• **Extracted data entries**
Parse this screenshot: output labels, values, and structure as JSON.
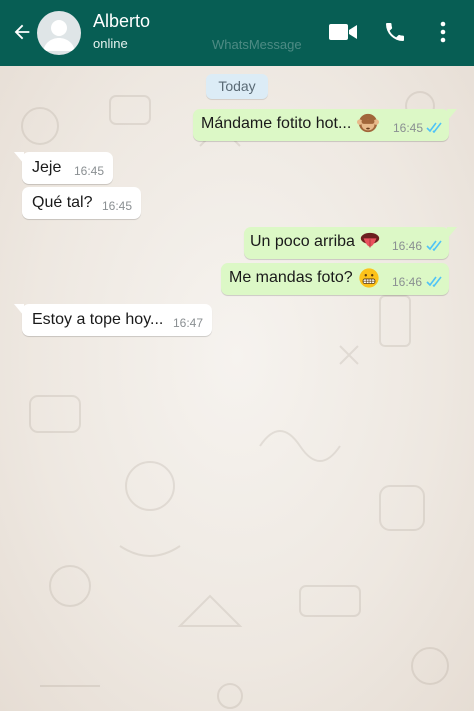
{
  "header": {
    "contact_name": "Alberto",
    "status": "online",
    "watermark": "WhatsMessage",
    "icons": [
      "back-arrow-icon",
      "avatar-placeholder-icon",
      "video-call-icon",
      "phone-call-icon",
      "more-vertical-icon"
    ]
  },
  "chat": {
    "date_label": "Today",
    "messages": [
      {
        "direction": "outgoing",
        "text": "Mándame fotito hot...",
        "emoji": "see-no-evil-monkey-emoji",
        "time": "16:45",
        "status": "read"
      },
      {
        "direction": "incoming",
        "text": "Jeje",
        "time": "16:45"
      },
      {
        "direction": "incoming",
        "text": "Qué tal?",
        "time": "16:45"
      },
      {
        "direction": "outgoing",
        "text": "Un poco arriba",
        "emoji": "tongue-emoji",
        "time": "16:46",
        "status": "read"
      },
      {
        "direction": "outgoing",
        "text": "Me mandas foto?",
        "emoji": "grimacing-face-emoji",
        "time": "16:46",
        "status": "read"
      },
      {
        "direction": "incoming",
        "text": "Estoy a tope hoy...",
        "time": "16:47"
      }
    ]
  },
  "colors": {
    "header": "#075e54",
    "outgoing_bubble": "#dcf8c6",
    "incoming_bubble": "#ffffff",
    "read_ticks": "#4fc3f7",
    "date_chip": "#dcecf6"
  }
}
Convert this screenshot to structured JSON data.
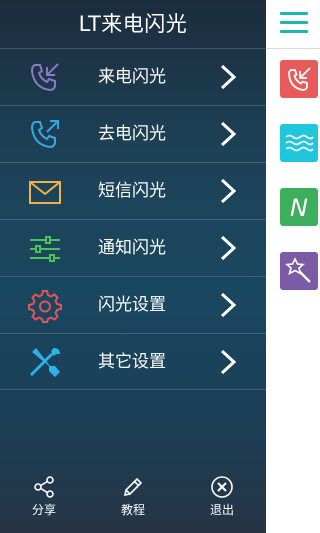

• **Problem**
Transcribe the listing above verbatim. Omit the pictures.

• **Task result**
Parse this screenshot: output labels, values, and structure as JSON.
{
  "header": {
    "contact_name": "Alberto",
    "status": "online",
    "watermark": "WhatsMessage",
    "icons": [
      "back-arrow-icon",
      "avatar-placeholder-icon",
      "video-call-icon",
      "phone-call-icon",
      "more-vertical-icon"
    ]
  },
  "chat": {
    "date_label": "Today",
    "messages": [
      {
        "direction": "outgoing",
        "text": "Mándame fotito hot...",
        "emoji": "see-no-evil-monkey-emoji",
        "time": "16:45",
        "status": "read"
      },
      {
        "direction": "incoming",
        "text": "Jeje",
        "time": "16:45"
      },
      {
        "direction": "incoming",
        "text": "Qué tal?",
        "time": "16:45"
      },
      {
        "direction": "outgoing",
        "text": "Un poco arriba",
        "emoji": "tongue-emoji",
        "time": "16:46",
        "status": "read"
      },
      {
        "direction": "outgoing",
        "text": "Me mandas foto?",
        "emoji": "grimacing-face-emoji",
        "time": "16:46",
        "status": "read"
      },
      {
        "direction": "incoming",
        "text": "Estoy a tope hoy...",
        "time": "16:47"
      }
    ]
  },
  "colors": {
    "header": "#075e54",
    "outgoing_bubble": "#dcf8c6",
    "incoming_bubble": "#ffffff",
    "read_ticks": "#4fc3f7",
    "date_chip": "#dcecf6"
  }
}
Convert this screenshot to structured JSON data.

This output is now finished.